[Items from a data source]
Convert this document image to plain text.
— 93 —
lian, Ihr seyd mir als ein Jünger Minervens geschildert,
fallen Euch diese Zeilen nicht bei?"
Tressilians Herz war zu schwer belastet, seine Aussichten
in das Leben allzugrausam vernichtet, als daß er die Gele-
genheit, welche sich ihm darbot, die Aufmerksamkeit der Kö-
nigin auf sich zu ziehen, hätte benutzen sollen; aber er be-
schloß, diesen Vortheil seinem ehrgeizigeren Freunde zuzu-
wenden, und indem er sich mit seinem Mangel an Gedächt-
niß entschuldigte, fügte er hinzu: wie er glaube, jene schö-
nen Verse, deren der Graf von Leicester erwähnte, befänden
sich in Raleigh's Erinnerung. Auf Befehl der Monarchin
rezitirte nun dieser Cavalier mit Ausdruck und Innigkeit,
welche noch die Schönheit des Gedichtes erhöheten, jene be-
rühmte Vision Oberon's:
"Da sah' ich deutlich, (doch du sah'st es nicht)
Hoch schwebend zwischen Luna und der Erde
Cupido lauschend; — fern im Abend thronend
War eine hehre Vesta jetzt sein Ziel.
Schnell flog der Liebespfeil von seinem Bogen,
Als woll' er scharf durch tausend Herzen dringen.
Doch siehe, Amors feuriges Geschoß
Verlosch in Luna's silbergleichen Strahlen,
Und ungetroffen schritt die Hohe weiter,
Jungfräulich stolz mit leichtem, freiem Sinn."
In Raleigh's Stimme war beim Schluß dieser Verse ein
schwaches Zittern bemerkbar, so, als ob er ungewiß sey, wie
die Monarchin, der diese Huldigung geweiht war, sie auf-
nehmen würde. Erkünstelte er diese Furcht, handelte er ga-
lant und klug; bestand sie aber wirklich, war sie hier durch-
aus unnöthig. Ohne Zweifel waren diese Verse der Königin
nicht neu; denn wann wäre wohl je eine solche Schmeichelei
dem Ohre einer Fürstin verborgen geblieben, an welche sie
...
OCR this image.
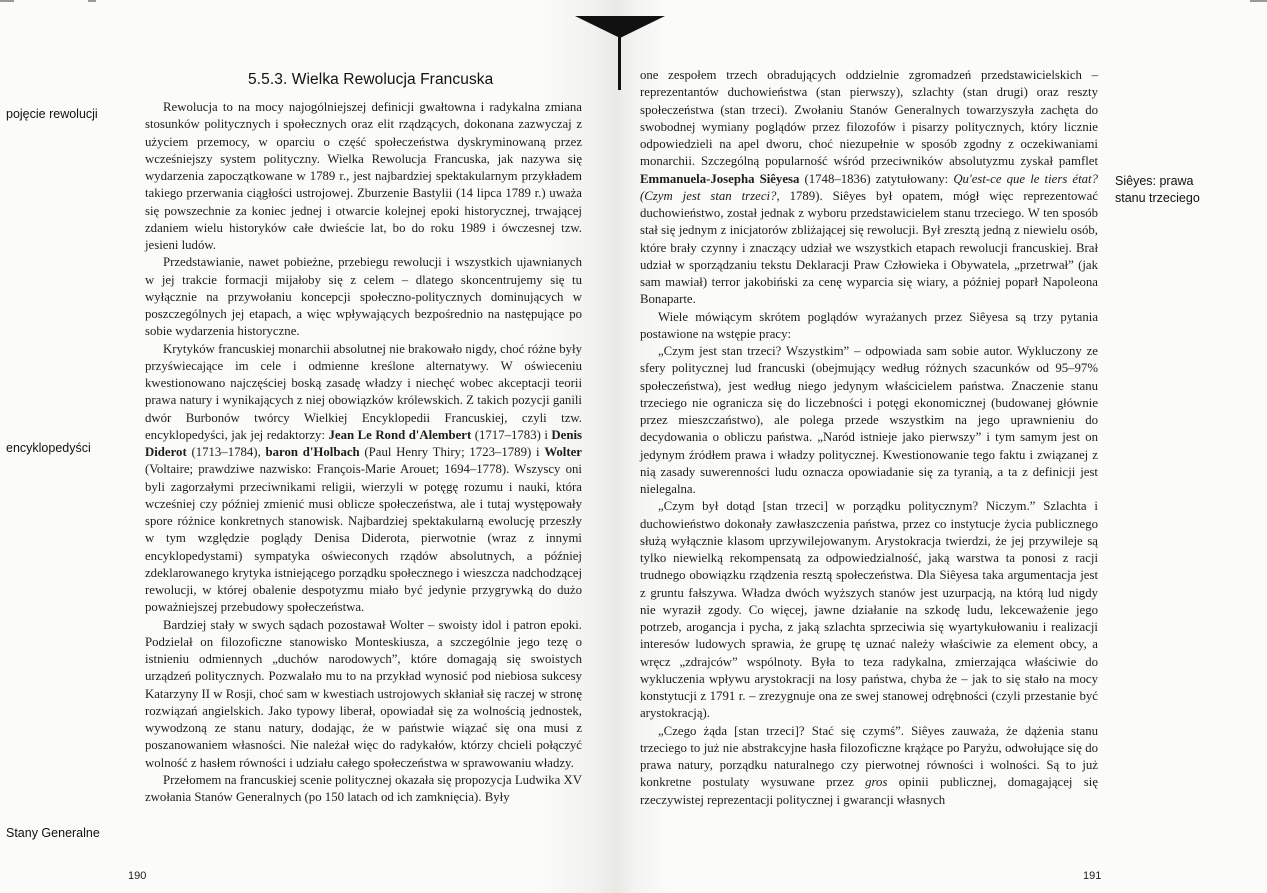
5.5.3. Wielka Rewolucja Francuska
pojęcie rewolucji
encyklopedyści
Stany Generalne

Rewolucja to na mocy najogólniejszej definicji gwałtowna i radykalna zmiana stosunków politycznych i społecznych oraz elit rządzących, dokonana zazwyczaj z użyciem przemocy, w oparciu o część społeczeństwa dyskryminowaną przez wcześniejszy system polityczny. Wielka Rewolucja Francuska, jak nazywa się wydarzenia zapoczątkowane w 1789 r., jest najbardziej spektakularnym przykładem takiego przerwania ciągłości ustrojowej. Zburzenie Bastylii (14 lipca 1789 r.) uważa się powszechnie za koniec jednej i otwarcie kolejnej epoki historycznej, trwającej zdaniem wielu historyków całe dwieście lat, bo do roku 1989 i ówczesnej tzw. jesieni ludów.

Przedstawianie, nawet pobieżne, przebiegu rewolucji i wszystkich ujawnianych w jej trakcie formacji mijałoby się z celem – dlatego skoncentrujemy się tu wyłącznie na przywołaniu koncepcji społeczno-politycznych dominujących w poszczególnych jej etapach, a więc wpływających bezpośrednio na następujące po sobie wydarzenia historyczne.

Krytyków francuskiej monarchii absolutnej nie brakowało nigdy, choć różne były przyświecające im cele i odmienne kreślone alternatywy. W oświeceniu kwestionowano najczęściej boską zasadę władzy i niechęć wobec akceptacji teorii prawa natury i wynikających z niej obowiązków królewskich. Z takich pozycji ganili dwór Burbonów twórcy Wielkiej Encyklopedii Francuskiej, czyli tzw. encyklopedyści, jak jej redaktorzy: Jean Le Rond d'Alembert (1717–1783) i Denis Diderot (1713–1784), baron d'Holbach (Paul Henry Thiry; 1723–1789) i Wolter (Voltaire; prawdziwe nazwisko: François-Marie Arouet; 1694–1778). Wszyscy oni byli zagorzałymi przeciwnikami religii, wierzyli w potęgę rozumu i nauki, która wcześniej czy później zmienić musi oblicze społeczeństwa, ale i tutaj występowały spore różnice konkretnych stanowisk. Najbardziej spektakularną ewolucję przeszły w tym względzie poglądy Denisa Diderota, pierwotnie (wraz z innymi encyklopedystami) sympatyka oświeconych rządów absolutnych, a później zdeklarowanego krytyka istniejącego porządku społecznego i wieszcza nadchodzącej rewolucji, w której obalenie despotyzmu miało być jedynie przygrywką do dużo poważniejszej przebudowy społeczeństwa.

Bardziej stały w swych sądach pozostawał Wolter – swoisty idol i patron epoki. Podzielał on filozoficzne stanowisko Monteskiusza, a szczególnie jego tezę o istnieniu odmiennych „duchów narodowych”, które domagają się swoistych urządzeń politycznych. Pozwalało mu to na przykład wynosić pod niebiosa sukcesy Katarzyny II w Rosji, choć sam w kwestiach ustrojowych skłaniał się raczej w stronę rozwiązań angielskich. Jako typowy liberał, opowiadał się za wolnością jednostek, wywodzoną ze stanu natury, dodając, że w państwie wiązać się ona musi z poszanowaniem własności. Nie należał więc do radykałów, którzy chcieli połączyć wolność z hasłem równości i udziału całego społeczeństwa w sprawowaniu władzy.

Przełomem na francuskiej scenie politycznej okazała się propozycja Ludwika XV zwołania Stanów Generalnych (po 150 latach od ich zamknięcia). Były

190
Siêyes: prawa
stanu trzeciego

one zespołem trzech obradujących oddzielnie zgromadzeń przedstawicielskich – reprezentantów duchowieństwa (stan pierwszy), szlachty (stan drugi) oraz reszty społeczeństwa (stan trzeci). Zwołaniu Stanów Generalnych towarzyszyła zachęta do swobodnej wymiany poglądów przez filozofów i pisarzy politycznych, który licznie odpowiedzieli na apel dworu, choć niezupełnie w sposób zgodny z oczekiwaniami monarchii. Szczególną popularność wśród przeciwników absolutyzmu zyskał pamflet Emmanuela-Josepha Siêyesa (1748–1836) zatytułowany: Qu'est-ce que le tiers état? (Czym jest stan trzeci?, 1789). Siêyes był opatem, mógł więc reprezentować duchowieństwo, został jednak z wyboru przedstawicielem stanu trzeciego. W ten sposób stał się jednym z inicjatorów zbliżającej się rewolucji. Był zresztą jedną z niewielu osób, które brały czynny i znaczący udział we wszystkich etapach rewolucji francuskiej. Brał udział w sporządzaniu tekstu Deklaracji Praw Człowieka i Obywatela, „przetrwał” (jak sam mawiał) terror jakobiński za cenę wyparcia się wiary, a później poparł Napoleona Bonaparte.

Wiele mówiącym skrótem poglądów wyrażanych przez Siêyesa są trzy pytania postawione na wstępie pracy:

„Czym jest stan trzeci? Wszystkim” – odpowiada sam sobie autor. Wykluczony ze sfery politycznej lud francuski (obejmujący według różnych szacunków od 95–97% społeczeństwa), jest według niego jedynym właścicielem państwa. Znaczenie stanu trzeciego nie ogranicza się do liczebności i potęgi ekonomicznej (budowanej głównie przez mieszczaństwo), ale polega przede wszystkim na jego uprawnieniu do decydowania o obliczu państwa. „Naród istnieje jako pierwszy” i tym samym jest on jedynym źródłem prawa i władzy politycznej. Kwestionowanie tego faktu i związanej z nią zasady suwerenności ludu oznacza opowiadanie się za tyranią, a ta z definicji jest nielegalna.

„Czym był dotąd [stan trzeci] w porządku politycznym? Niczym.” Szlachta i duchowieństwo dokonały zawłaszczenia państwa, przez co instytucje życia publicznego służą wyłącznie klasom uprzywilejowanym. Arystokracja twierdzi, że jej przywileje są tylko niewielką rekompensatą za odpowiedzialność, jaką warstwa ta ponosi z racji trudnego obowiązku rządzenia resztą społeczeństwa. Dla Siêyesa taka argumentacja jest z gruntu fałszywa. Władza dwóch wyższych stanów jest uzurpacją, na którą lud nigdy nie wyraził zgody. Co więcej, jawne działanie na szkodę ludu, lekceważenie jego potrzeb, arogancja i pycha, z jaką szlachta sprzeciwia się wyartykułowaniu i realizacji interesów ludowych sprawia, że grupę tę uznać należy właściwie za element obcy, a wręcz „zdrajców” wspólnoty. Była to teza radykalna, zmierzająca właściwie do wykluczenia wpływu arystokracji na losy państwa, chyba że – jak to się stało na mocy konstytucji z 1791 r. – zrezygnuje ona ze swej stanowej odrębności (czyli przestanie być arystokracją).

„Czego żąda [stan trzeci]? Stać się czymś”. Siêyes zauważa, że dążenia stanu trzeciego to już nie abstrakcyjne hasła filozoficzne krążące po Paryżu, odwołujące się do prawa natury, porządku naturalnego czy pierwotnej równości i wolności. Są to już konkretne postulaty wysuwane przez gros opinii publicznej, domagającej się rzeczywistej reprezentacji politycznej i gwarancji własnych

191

▶ _Problem description_: Pull out all lines from the entries above in which the word "Monarchin" appears.

▶ _Correct result_:
sich in Raleigh's Erinnerung. Auf Befehl der Monarchin
die Monarchin, der diese Huldigung geweiht war, sie auf-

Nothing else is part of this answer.